• **Problem statement**
State the number of lines, and only that number, in which the word "shirt" appears.

Data entries:
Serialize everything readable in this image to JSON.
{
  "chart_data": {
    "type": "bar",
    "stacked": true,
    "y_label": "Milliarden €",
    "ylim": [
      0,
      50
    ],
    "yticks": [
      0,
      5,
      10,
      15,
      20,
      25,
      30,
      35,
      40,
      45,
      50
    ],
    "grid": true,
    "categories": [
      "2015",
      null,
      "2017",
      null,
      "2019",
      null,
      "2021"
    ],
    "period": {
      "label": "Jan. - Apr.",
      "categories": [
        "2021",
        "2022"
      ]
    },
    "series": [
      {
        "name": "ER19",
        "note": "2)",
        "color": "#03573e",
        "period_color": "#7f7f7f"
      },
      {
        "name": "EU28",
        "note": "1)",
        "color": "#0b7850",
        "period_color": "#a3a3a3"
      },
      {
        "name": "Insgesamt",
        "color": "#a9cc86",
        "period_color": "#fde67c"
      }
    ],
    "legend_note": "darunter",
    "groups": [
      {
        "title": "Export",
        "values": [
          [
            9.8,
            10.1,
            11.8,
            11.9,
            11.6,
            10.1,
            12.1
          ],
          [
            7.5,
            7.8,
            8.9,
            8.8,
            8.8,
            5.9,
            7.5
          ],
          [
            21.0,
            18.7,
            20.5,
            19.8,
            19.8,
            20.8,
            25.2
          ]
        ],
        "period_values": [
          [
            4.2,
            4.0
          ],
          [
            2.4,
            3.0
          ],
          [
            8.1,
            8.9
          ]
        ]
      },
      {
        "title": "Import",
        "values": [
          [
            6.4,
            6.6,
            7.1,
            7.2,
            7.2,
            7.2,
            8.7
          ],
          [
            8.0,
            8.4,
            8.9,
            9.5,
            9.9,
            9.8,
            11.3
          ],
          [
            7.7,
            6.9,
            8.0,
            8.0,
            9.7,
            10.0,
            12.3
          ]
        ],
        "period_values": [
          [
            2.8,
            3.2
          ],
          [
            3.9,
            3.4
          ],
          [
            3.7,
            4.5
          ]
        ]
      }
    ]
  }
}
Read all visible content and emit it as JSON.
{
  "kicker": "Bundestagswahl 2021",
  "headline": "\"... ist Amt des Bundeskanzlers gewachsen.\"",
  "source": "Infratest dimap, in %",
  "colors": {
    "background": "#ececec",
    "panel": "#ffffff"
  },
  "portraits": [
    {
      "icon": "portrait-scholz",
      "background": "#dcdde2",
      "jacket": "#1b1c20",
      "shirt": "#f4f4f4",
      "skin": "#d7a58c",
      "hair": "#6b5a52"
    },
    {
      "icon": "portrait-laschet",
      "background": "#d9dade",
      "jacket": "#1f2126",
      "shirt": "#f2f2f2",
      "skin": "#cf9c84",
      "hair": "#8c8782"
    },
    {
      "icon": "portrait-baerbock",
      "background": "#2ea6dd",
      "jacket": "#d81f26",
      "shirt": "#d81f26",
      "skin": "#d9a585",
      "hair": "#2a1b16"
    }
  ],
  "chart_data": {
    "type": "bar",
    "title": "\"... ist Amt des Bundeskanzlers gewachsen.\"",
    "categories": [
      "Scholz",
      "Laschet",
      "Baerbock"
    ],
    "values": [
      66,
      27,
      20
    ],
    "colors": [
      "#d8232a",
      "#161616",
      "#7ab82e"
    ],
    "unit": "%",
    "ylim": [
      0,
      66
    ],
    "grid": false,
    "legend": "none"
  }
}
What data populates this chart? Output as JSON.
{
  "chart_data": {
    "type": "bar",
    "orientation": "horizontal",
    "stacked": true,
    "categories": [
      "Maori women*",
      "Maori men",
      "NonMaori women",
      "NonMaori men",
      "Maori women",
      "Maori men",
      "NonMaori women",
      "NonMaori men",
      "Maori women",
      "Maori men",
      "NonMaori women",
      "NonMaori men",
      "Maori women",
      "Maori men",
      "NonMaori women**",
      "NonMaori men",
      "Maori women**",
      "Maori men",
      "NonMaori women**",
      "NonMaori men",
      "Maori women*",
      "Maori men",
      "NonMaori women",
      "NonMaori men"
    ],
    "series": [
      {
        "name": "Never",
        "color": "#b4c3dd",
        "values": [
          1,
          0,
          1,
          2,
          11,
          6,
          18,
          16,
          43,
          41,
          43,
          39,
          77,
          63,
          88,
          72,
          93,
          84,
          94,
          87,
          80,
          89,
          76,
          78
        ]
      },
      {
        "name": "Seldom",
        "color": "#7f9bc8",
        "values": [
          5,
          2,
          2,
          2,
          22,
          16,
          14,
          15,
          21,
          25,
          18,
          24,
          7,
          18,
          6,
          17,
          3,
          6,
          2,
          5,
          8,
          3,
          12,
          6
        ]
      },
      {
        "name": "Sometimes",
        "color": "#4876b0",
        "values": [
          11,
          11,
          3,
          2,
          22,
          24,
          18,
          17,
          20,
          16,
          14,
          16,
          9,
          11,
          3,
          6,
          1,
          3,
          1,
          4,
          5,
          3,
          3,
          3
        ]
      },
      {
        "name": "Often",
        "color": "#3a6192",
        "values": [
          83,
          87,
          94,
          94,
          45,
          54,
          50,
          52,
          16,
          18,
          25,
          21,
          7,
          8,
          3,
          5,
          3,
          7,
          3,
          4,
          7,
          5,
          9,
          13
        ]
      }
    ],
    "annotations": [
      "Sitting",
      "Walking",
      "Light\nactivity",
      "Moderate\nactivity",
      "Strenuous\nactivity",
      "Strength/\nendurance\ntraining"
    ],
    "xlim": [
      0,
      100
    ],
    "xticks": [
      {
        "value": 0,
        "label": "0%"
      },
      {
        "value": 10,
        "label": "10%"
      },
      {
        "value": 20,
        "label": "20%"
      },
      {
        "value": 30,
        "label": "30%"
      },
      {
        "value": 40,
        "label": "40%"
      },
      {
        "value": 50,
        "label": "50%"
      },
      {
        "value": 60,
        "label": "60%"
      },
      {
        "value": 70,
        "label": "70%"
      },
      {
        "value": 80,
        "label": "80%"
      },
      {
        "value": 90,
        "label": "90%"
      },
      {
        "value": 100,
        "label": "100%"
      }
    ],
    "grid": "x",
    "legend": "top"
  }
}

• **The output**
3